### Written task
Repeat each record exactly. Any picture gets left out.

§

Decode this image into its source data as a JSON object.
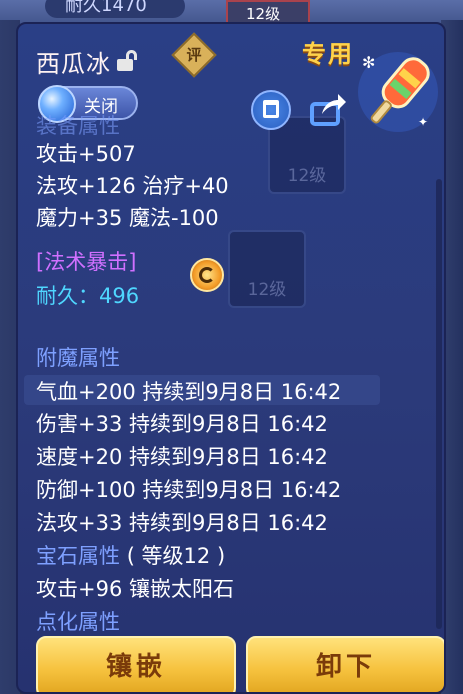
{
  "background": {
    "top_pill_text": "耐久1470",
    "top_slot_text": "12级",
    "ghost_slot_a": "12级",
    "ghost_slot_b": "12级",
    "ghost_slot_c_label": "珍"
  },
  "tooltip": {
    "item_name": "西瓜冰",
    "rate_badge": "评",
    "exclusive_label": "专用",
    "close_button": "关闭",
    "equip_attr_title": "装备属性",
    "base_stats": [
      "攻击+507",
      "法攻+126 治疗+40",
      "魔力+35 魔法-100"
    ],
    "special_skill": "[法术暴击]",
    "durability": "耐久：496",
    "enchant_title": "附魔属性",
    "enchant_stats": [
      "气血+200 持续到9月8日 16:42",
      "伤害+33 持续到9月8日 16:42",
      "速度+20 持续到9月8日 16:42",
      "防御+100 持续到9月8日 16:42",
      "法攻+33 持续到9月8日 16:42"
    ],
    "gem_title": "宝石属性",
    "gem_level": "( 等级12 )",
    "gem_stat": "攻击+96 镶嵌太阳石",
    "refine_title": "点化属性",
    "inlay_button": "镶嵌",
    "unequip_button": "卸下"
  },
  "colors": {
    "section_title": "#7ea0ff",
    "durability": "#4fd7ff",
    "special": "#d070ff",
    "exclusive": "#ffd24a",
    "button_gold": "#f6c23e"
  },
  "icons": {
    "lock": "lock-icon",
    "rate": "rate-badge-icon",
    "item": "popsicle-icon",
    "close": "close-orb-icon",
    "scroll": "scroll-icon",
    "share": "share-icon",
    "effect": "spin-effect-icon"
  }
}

§

### Right answer
Decode this image into its source data as a JSON object.
{
  "background": {
    "top_pill_text": "耐久1470",
    "top_slot_text": "12级",
    "ghost_slot_a": "12级",
    "ghost_slot_b": "12级",
    "ghost_slot_c_label": "珍"
  },
  "tooltip": {
    "item_name": "西瓜冰",
    "rate_badge": "评",
    "exclusive_label": "专用",
    "close_button": "关闭",
    "equip_attr_title": "装备属性",
    "base_stats": [
      "攻击+507",
      "法攻+126 治疗+40",
      "魔力+35 魔法-100"
    ],
    "special_skill": "[法术暴击]",
    "durability": "耐久：496",
    "enchant_title": "附魔属性",
    "enchant_stats": [
      "气血+200 持续到9月8日 16:42",
      "伤害+33 持续到9月8日 16:42",
      "速度+20 持续到9月8日 16:42",
      "防御+100 持续到9月8日 16:42",
      "法攻+33 持续到9月8日 16:42"
    ],
    "gem_title": "宝石属性",
    "gem_level": "( 等级12 )",
    "gem_stat": "攻击+96 镶嵌太阳石",
    "refine_title": "点化属性",
    "inlay_button": "镶嵌",
    "unequip_button": "卸下"
  },
  "colors": {
    "section_title": "#7ea0ff",
    "durability": "#4fd7ff",
    "special": "#d070ff",
    "exclusive": "#ffd24a",
    "button_gold": "#f6c23e"
  },
  "icons": {
    "lock": "lock-icon",
    "rate": "rate-badge-icon",
    "item": "popsicle-icon",
    "close": "close-orb-icon",
    "scroll": "scroll-icon",
    "share": "share-icon",
    "effect": "spin-effect-icon"
  }
}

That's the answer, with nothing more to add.